Stored data
-----

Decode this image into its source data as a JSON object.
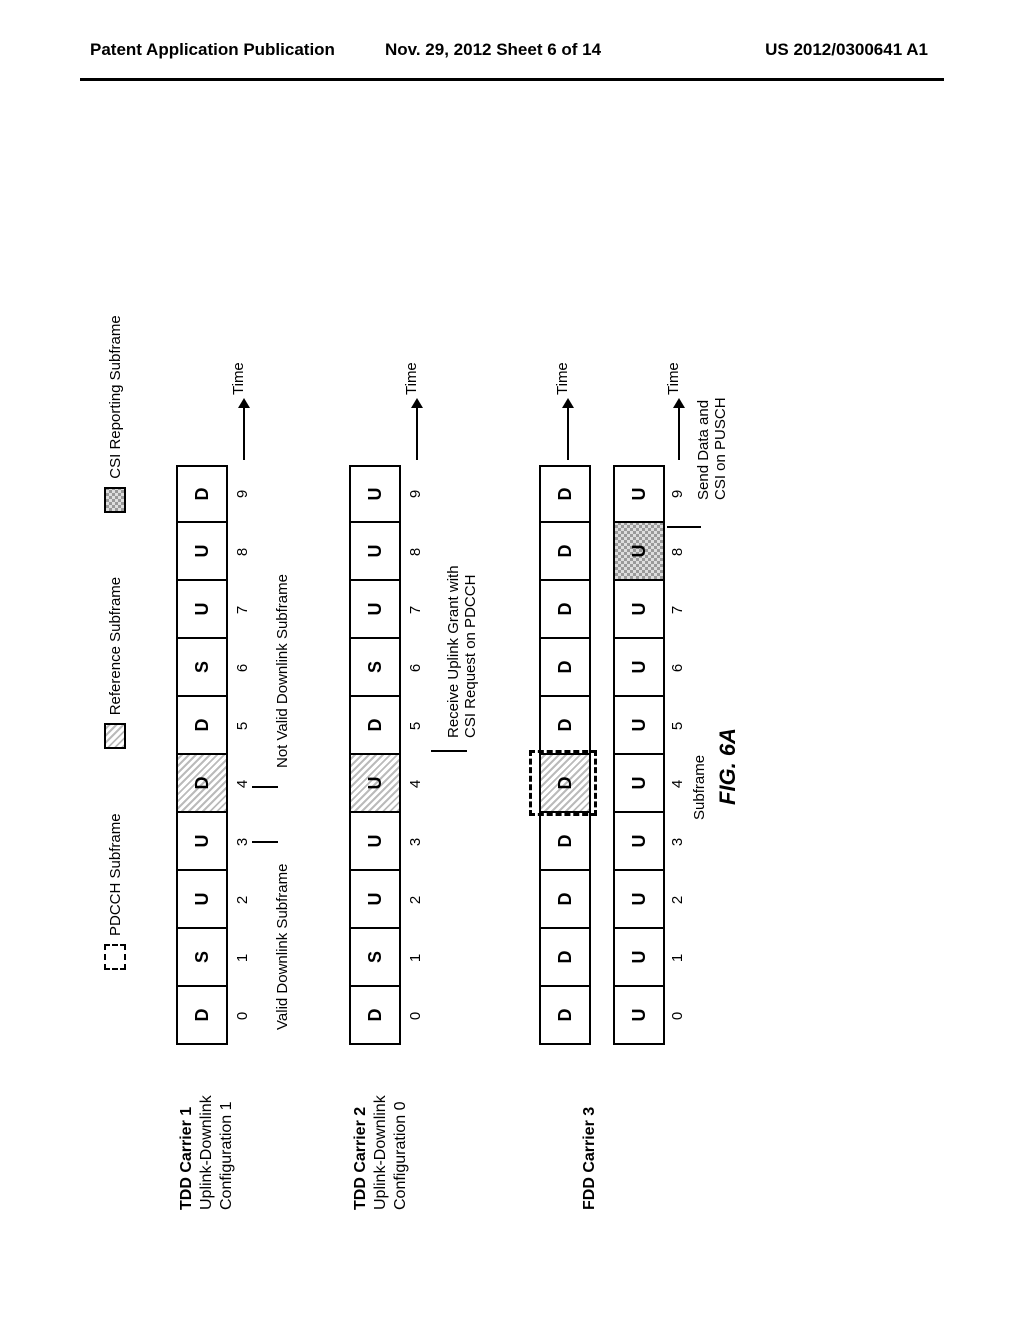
{
  "header": {
    "left": "Patent Application Publication",
    "center": "Nov. 29, 2012  Sheet 6 of 14",
    "right": "US 2012/0300641 A1"
  },
  "legend": {
    "pdcch": "PDCCH Subframe",
    "reference": "Reference Subframe",
    "csi": "CSI Reporting Subframe"
  },
  "carriers": {
    "c1": {
      "title": "TDD Carrier 1",
      "sub": "Uplink-Downlink\nConfiguration 1"
    },
    "c2": {
      "title": "TDD Carrier 2",
      "sub": "Uplink-Downlink\nConfiguration 0"
    },
    "c3": {
      "title": "FDD Carrier 3",
      "sub": ""
    }
  },
  "cells": {
    "row1": [
      "D",
      "S",
      "U",
      "U",
      "D",
      "D",
      "S",
      "U",
      "U",
      "D"
    ],
    "row2": [
      "D",
      "S",
      "U",
      "U",
      "U",
      "D",
      "S",
      "U",
      "U",
      "U"
    ],
    "row3dl": [
      "D",
      "D",
      "D",
      "D",
      "D",
      "D",
      "D",
      "D",
      "D",
      "D"
    ],
    "row3ul": [
      "U",
      "U",
      "U",
      "U",
      "U",
      "U",
      "U",
      "U",
      "U",
      "U"
    ]
  },
  "idx": [
    "0",
    "1",
    "2",
    "3",
    "4",
    "5",
    "6",
    "7",
    "8",
    "9"
  ],
  "labels": {
    "time": "Time",
    "valid": "Valid Downlink Subframe",
    "notvalid": "Not Valid Downlink Subframe",
    "ulgrant": "Receive Uplink Grant with\nCSI Request on PDCCH",
    "sendcsi": "Send Data and\nCSI on PUSCH",
    "subframe": "Subframe",
    "fig": "FIG. 6A"
  }
}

-----

Without including any pictures, output all the entries above exactly.

## RESULT OF THIS EXERCISE
Decode this image into its source data as a JSON object.
{
  "header": {
    "left": "Patent Application Publication",
    "center": "Nov. 29, 2012  Sheet 6 of 14",
    "right": "US 2012/0300641 A1"
  },
  "legend": {
    "pdcch": "PDCCH Subframe",
    "reference": "Reference Subframe",
    "csi": "CSI Reporting Subframe"
  },
  "carriers": {
    "c1": {
      "title": "TDD Carrier 1",
      "sub": "Uplink-Downlink\nConfiguration 1"
    },
    "c2": {
      "title": "TDD Carrier 2",
      "sub": "Uplink-Downlink\nConfiguration 0"
    },
    "c3": {
      "title": "FDD Carrier 3",
      "sub": ""
    }
  },
  "cells": {
    "row1": [
      "D",
      "S",
      "U",
      "U",
      "D",
      "D",
      "S",
      "U",
      "U",
      "D"
    ],
    "row2": [
      "D",
      "S",
      "U",
      "U",
      "U",
      "D",
      "S",
      "U",
      "U",
      "U"
    ],
    "row3dl": [
      "D",
      "D",
      "D",
      "D",
      "D",
      "D",
      "D",
      "D",
      "D",
      "D"
    ],
    "row3ul": [
      "U",
      "U",
      "U",
      "U",
      "U",
      "U",
      "U",
      "U",
      "U",
      "U"
    ]
  },
  "idx": [
    "0",
    "1",
    "2",
    "3",
    "4",
    "5",
    "6",
    "7",
    "8",
    "9"
  ],
  "labels": {
    "time": "Time",
    "valid": "Valid Downlink Subframe",
    "notvalid": "Not Valid Downlink Subframe",
    "ulgrant": "Receive Uplink Grant with\nCSI Request on PDCCH",
    "sendcsi": "Send Data and\nCSI on PUSCH",
    "subframe": "Subframe",
    "fig": "FIG. 6A"
  }
}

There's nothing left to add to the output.